» Exercise brief: All entries are to be quoted exactly; the images stay out of the copy.

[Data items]

● ● ● ● ● ● ●

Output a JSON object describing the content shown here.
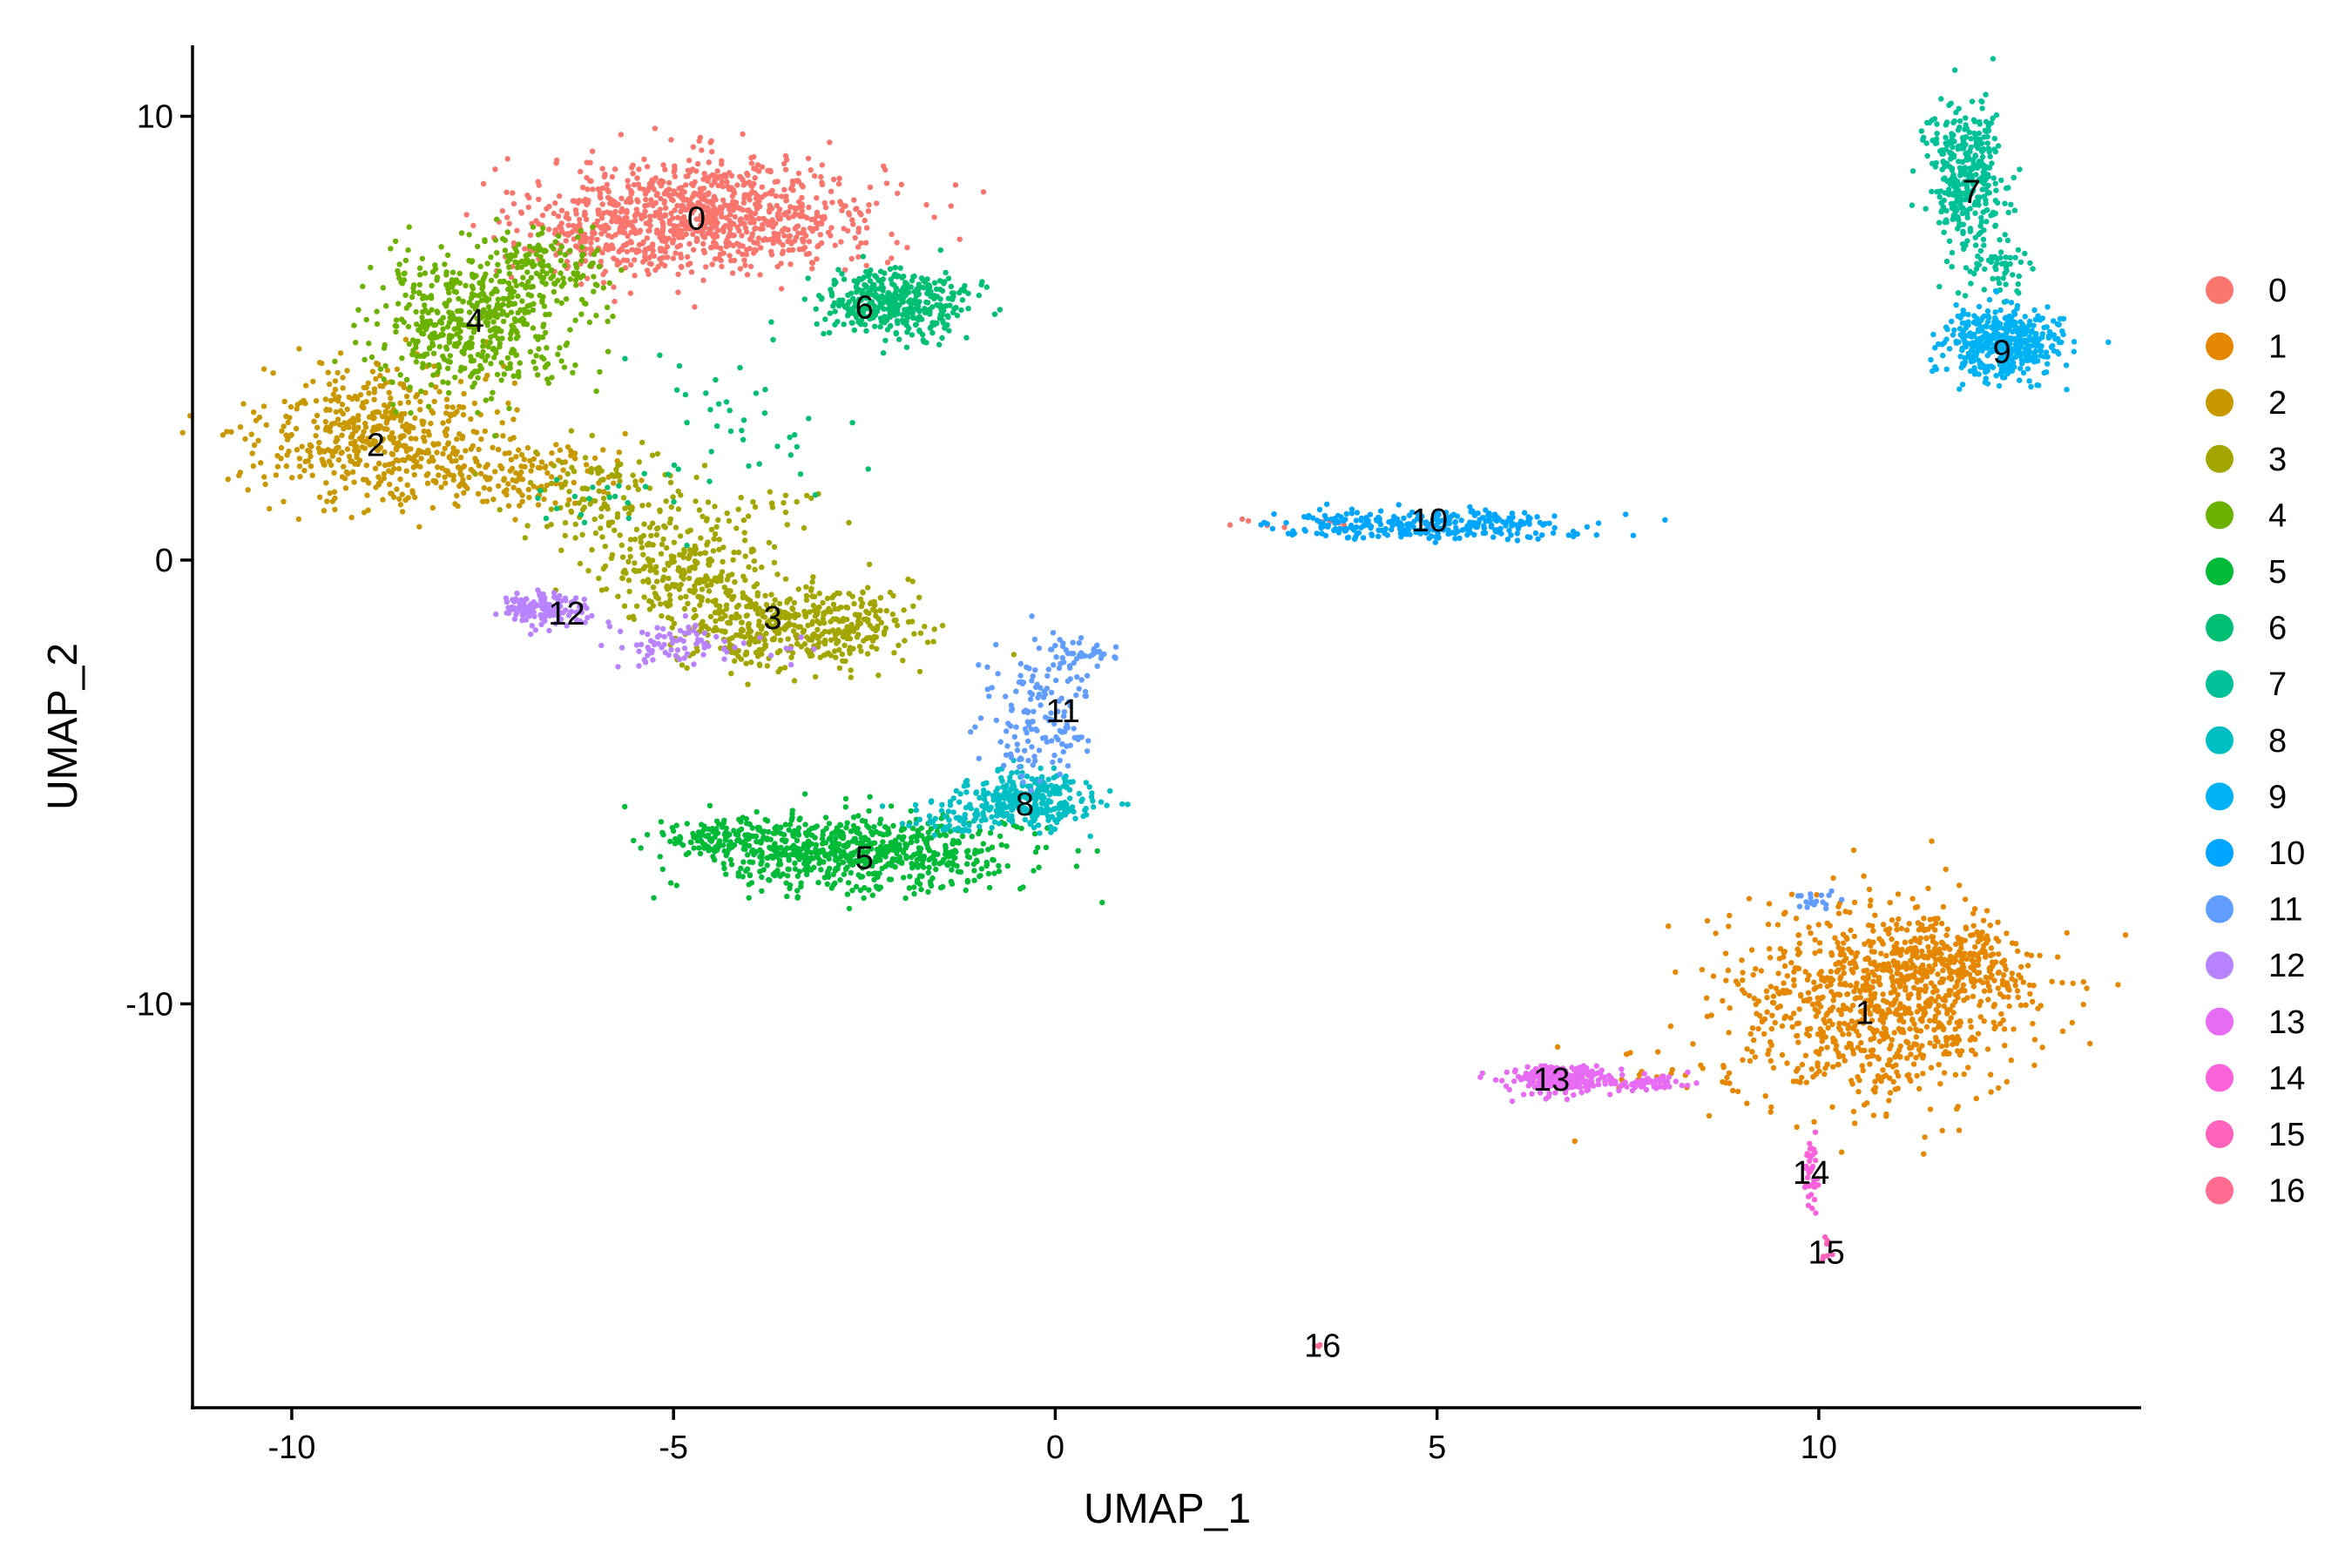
{
  "chart_data": {
    "type": "scatter",
    "title": "",
    "xlabel": "UMAP_1",
    "ylabel": "UMAP_2",
    "xlim": [
      -11.3,
      14.2
    ],
    "ylim": [
      -19.1,
      11.6
    ],
    "xticks": [
      -10,
      -5,
      0,
      5,
      10
    ],
    "yticks": [
      -10,
      0,
      10
    ],
    "grid": false,
    "legend_position": "right",
    "legend_title": "",
    "series": [
      {
        "name": "0",
        "color": "#F8766D",
        "label_pos": [
          -4.7,
          7.7
        ],
        "regions": [
          {
            "cx": -4.5,
            "cy": 7.8,
            "sx": 1.3,
            "sy": 0.75,
            "n": 900
          },
          {
            "cx": -6.0,
            "cy": 7.2,
            "sx": 0.7,
            "sy": 0.6,
            "n": 150
          },
          {
            "cx": 3.5,
            "cy": 0.8,
            "sx": 0.8,
            "sy": 0.12,
            "n": 12
          }
        ]
      },
      {
        "name": "1",
        "color": "#E58700",
        "label_pos": [
          10.6,
          -10.2
        ],
        "regions": [
          {
            "cx": 10.8,
            "cy": -10.0,
            "sx": 1.2,
            "sy": 1.3,
            "n": 900
          },
          {
            "cx": 11.7,
            "cy": -9.0,
            "sx": 0.6,
            "sy": 0.5,
            "n": 200
          },
          {
            "cx": 7.8,
            "cy": -11.5,
            "sx": 0.5,
            "sy": 0.3,
            "n": 15
          }
        ]
      },
      {
        "name": "2",
        "color": "#C99800",
        "label_pos": [
          -8.9,
          2.6
        ],
        "regions": [
          {
            "cx": -8.9,
            "cy": 2.8,
            "sx": 0.9,
            "sy": 0.9,
            "n": 500
          },
          {
            "cx": -7.2,
            "cy": 2.0,
            "sx": 0.8,
            "sy": 0.5,
            "n": 150
          }
        ]
      },
      {
        "name": "3",
        "color": "#A3A500",
        "label_pos": [
          -3.7,
          -1.3
        ],
        "regions": [
          {
            "cx": -3.4,
            "cy": -1.5,
            "sx": 0.9,
            "sy": 0.55,
            "n": 450
          },
          {
            "cx": -4.8,
            "cy": -0.2,
            "sx": 0.7,
            "sy": 0.6,
            "n": 250
          },
          {
            "cx": -5.9,
            "cy": 1.5,
            "sx": 0.7,
            "sy": 0.6,
            "n": 120
          },
          {
            "cx": -3.6,
            "cy": 1.2,
            "sx": 0.5,
            "sy": 0.3,
            "n": 20
          }
        ]
      },
      {
        "name": "4",
        "color": "#6BB100",
        "label_pos": [
          -7.6,
          5.4
        ],
        "regions": [
          {
            "cx": -7.6,
            "cy": 5.4,
            "sx": 0.8,
            "sy": 0.9,
            "n": 500
          },
          {
            "cx": -6.7,
            "cy": 6.6,
            "sx": 0.5,
            "sy": 0.4,
            "n": 120
          }
        ]
      },
      {
        "name": "5",
        "color": "#00BA38",
        "label_pos": [
          -2.5,
          -6.7
        ],
        "regions": [
          {
            "cx": -2.6,
            "cy": -6.6,
            "sx": 1.2,
            "sy": 0.5,
            "n": 700
          },
          {
            "cx": -4.3,
            "cy": -6.2,
            "sx": 0.5,
            "sy": 0.2,
            "n": 100
          }
        ]
      },
      {
        "name": "6",
        "color": "#00BF74",
        "label_pos": [
          -2.5,
          5.7
        ],
        "regions": [
          {
            "cx": -2.1,
            "cy": 5.8,
            "sx": 0.55,
            "sy": 0.45,
            "n": 400
          },
          {
            "cx": -4.2,
            "cy": 3.0,
            "sx": 0.9,
            "sy": 1.2,
            "n": 40
          },
          {
            "cx": -6.0,
            "cy": 1.5,
            "sx": 0.6,
            "sy": 0.4,
            "n": 20
          }
        ]
      },
      {
        "name": "7",
        "color": "#00C097",
        "label_pos": [
          12.0,
          8.3
        ],
        "regions": [
          {
            "cx": 11.9,
            "cy": 8.6,
            "sx": 0.3,
            "sy": 0.9,
            "n": 350
          },
          {
            "cx": 12.3,
            "cy": 6.6,
            "sx": 0.25,
            "sy": 0.5,
            "n": 60
          }
        ]
      },
      {
        "name": "8",
        "color": "#00BFC4",
        "label_pos": [
          -0.4,
          -5.5
        ],
        "regions": [
          {
            "cx": -0.3,
            "cy": -5.4,
            "sx": 0.5,
            "sy": 0.35,
            "n": 300
          },
          {
            "cx": -1.4,
            "cy": -5.8,
            "sx": 0.4,
            "sy": 0.3,
            "n": 60
          }
        ]
      },
      {
        "name": "9",
        "color": "#00B2F3",
        "label_pos": [
          12.4,
          4.7
        ],
        "regions": [
          {
            "cx": 12.4,
            "cy": 4.9,
            "sx": 0.45,
            "sy": 0.45,
            "n": 450
          }
        ]
      },
      {
        "name": "10",
        "color": "#00A5FF",
        "label_pos": [
          4.9,
          0.9
        ],
        "regions": [
          {
            "cx": 4.8,
            "cy": 0.8,
            "sx": 1.2,
            "sy": 0.18,
            "n": 300
          }
        ]
      },
      {
        "name": "11",
        "color": "#619CFF",
        "label_pos": [
          0.1,
          -3.4
        ],
        "regions": [
          {
            "cx": -0.2,
            "cy": -3.5,
            "sx": 0.4,
            "sy": 0.9,
            "n": 150
          },
          {
            "cx": 0.3,
            "cy": -2.1,
            "sx": 0.3,
            "sy": 0.15,
            "n": 40
          },
          {
            "cx": 10.0,
            "cy": -7.7,
            "sx": 0.2,
            "sy": 0.15,
            "n": 20
          }
        ]
      },
      {
        "name": "12",
        "color": "#B983FF",
        "label_pos": [
          -6.4,
          -1.2
        ],
        "regions": [
          {
            "cx": -6.7,
            "cy": -1.1,
            "sx": 0.3,
            "sy": 0.2,
            "n": 150
          },
          {
            "cx": -5.0,
            "cy": -1.9,
            "sx": 0.8,
            "sy": 0.3,
            "n": 80
          }
        ]
      },
      {
        "name": "13",
        "color": "#E76BF3",
        "label_pos": [
          6.5,
          -11.7
        ],
        "regions": [
          {
            "cx": 6.6,
            "cy": -11.7,
            "sx": 0.4,
            "sy": 0.18,
            "n": 250
          },
          {
            "cx": 7.6,
            "cy": -11.8,
            "sx": 0.4,
            "sy": 0.12,
            "n": 60
          }
        ]
      },
      {
        "name": "14",
        "color": "#FA62DB",
        "label_pos": [
          9.9,
          -13.8
        ],
        "regions": [
          {
            "cx": 9.9,
            "cy": -13.8,
            "sx": 0.06,
            "sy": 0.45,
            "n": 40
          }
        ]
      },
      {
        "name": "15",
        "color": "#FF62BC",
        "label_pos": [
          10.1,
          -15.6
        ],
        "regions": [
          {
            "cx": 10.1,
            "cy": -15.5,
            "sx": 0.05,
            "sy": 0.15,
            "n": 8
          }
        ]
      },
      {
        "name": "16",
        "color": "#FF6C91",
        "label_pos": [
          3.5,
          -17.7
        ],
        "regions": [
          {
            "cx": 3.45,
            "cy": -17.7,
            "sx": 0.04,
            "sy": 0.04,
            "n": 3
          }
        ]
      }
    ]
  }
}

● ● ● ● ● ● ●

» Result for this exercise:
Output a JSON object describing the content shown here.
{
  "chart_data": {
    "type": "scatter",
    "title": "",
    "xlabel": "UMAP_1",
    "ylabel": "UMAP_2",
    "xlim": [
      -11.3,
      14.2
    ],
    "ylim": [
      -19.1,
      11.6
    ],
    "xticks": [
      -10,
      -5,
      0,
      5,
      10
    ],
    "yticks": [
      -10,
      0,
      10
    ],
    "grid": false,
    "legend_position": "right",
    "legend_title": "",
    "series": [
      {
        "name": "0",
        "color": "#F8766D",
        "label_pos": [
          -4.7,
          7.7
        ],
        "regions": [
          {
            "cx": -4.5,
            "cy": 7.8,
            "sx": 1.3,
            "sy": 0.75,
            "n": 900
          },
          {
            "cx": -6.0,
            "cy": 7.2,
            "sx": 0.7,
            "sy": 0.6,
            "n": 150
          },
          {
            "cx": 3.5,
            "cy": 0.8,
            "sx": 0.8,
            "sy": 0.12,
            "n": 12
          }
        ]
      },
      {
        "name": "1",
        "color": "#E58700",
        "label_pos": [
          10.6,
          -10.2
        ],
        "regions": [
          {
            "cx": 10.8,
            "cy": -10.0,
            "sx": 1.2,
            "sy": 1.3,
            "n": 900
          },
          {
            "cx": 11.7,
            "cy": -9.0,
            "sx": 0.6,
            "sy": 0.5,
            "n": 200
          },
          {
            "cx": 7.8,
            "cy": -11.5,
            "sx": 0.5,
            "sy": 0.3,
            "n": 15
          }
        ]
      },
      {
        "name": "2",
        "color": "#C99800",
        "label_pos": [
          -8.9,
          2.6
        ],
        "regions": [
          {
            "cx": -8.9,
            "cy": 2.8,
            "sx": 0.9,
            "sy": 0.9,
            "n": 500
          },
          {
            "cx": -7.2,
            "cy": 2.0,
            "sx": 0.8,
            "sy": 0.5,
            "n": 150
          }
        ]
      },
      {
        "name": "3",
        "color": "#A3A500",
        "label_pos": [
          -3.7,
          -1.3
        ],
        "regions": [
          {
            "cx": -3.4,
            "cy": -1.5,
            "sx": 0.9,
            "sy": 0.55,
            "n": 450
          },
          {
            "cx": -4.8,
            "cy": -0.2,
            "sx": 0.7,
            "sy": 0.6,
            "n": 250
          },
          {
            "cx": -5.9,
            "cy": 1.5,
            "sx": 0.7,
            "sy": 0.6,
            "n": 120
          },
          {
            "cx": -3.6,
            "cy": 1.2,
            "sx": 0.5,
            "sy": 0.3,
            "n": 20
          }
        ]
      },
      {
        "name": "4",
        "color": "#6BB100",
        "label_pos": [
          -7.6,
          5.4
        ],
        "regions": [
          {
            "cx": -7.6,
            "cy": 5.4,
            "sx": 0.8,
            "sy": 0.9,
            "n": 500
          },
          {
            "cx": -6.7,
            "cy": 6.6,
            "sx": 0.5,
            "sy": 0.4,
            "n": 120
          }
        ]
      },
      {
        "name": "5",
        "color": "#00BA38",
        "label_pos": [
          -2.5,
          -6.7
        ],
        "regions": [
          {
            "cx": -2.6,
            "cy": -6.6,
            "sx": 1.2,
            "sy": 0.5,
            "n": 700
          },
          {
            "cx": -4.3,
            "cy": -6.2,
            "sx": 0.5,
            "sy": 0.2,
            "n": 100
          }
        ]
      },
      {
        "name": "6",
        "color": "#00BF74",
        "label_pos": [
          -2.5,
          5.7
        ],
        "regions": [
          {
            "cx": -2.1,
            "cy": 5.8,
            "sx": 0.55,
            "sy": 0.45,
            "n": 400
          },
          {
            "cx": -4.2,
            "cy": 3.0,
            "sx": 0.9,
            "sy": 1.2,
            "n": 40
          },
          {
            "cx": -6.0,
            "cy": 1.5,
            "sx": 0.6,
            "sy": 0.4,
            "n": 20
          }
        ]
      },
      {
        "name": "7",
        "color": "#00C097",
        "label_pos": [
          12.0,
          8.3
        ],
        "regions": [
          {
            "cx": 11.9,
            "cy": 8.6,
            "sx": 0.3,
            "sy": 0.9,
            "n": 350
          },
          {
            "cx": 12.3,
            "cy": 6.6,
            "sx": 0.25,
            "sy": 0.5,
            "n": 60
          }
        ]
      },
      {
        "name": "8",
        "color": "#00BFC4",
        "label_pos": [
          -0.4,
          -5.5
        ],
        "regions": [
          {
            "cx": -0.3,
            "cy": -5.4,
            "sx": 0.5,
            "sy": 0.35,
            "n": 300
          },
          {
            "cx": -1.4,
            "cy": -5.8,
            "sx": 0.4,
            "sy": 0.3,
            "n": 60
          }
        ]
      },
      {
        "name": "9",
        "color": "#00B2F3",
        "label_pos": [
          12.4,
          4.7
        ],
        "regions": [
          {
            "cx": 12.4,
            "cy": 4.9,
            "sx": 0.45,
            "sy": 0.45,
            "n": 450
          }
        ]
      },
      {
        "name": "10",
        "color": "#00A5FF",
        "label_pos": [
          4.9,
          0.9
        ],
        "regions": [
          {
            "cx": 4.8,
            "cy": 0.8,
            "sx": 1.2,
            "sy": 0.18,
            "n": 300
          }
        ]
      },
      {
        "name": "11",
        "color": "#619CFF",
        "label_pos": [
          0.1,
          -3.4
        ],
        "regions": [
          {
            "cx": -0.2,
            "cy": -3.5,
            "sx": 0.4,
            "sy": 0.9,
            "n": 150
          },
          {
            "cx": 0.3,
            "cy": -2.1,
            "sx": 0.3,
            "sy": 0.15,
            "n": 40
          },
          {
            "cx": 10.0,
            "cy": -7.7,
            "sx": 0.2,
            "sy": 0.15,
            "n": 20
          }
        ]
      },
      {
        "name": "12",
        "color": "#B983FF",
        "label_pos": [
          -6.4,
          -1.2
        ],
        "regions": [
          {
            "cx": -6.7,
            "cy": -1.1,
            "sx": 0.3,
            "sy": 0.2,
            "n": 150
          },
          {
            "cx": -5.0,
            "cy": -1.9,
            "sx": 0.8,
            "sy": 0.3,
            "n": 80
          }
        ]
      },
      {
        "name": "13",
        "color": "#E76BF3",
        "label_pos": [
          6.5,
          -11.7
        ],
        "regions": [
          {
            "cx": 6.6,
            "cy": -11.7,
            "sx": 0.4,
            "sy": 0.18,
            "n": 250
          },
          {
            "cx": 7.6,
            "cy": -11.8,
            "sx": 0.4,
            "sy": 0.12,
            "n": 60
          }
        ]
      },
      {
        "name": "14",
        "color": "#FA62DB",
        "label_pos": [
          9.9,
          -13.8
        ],
        "regions": [
          {
            "cx": 9.9,
            "cy": -13.8,
            "sx": 0.06,
            "sy": 0.45,
            "n": 40
          }
        ]
      },
      {
        "name": "15",
        "color": "#FF62BC",
        "label_pos": [
          10.1,
          -15.6
        ],
        "regions": [
          {
            "cx": 10.1,
            "cy": -15.5,
            "sx": 0.05,
            "sy": 0.15,
            "n": 8
          }
        ]
      },
      {
        "name": "16",
        "color": "#FF6C91",
        "label_pos": [
          3.5,
          -17.7
        ],
        "regions": [
          {
            "cx": 3.45,
            "cy": -17.7,
            "sx": 0.04,
            "sy": 0.04,
            "n": 3
          }
        ]
      }
    ]
  }
}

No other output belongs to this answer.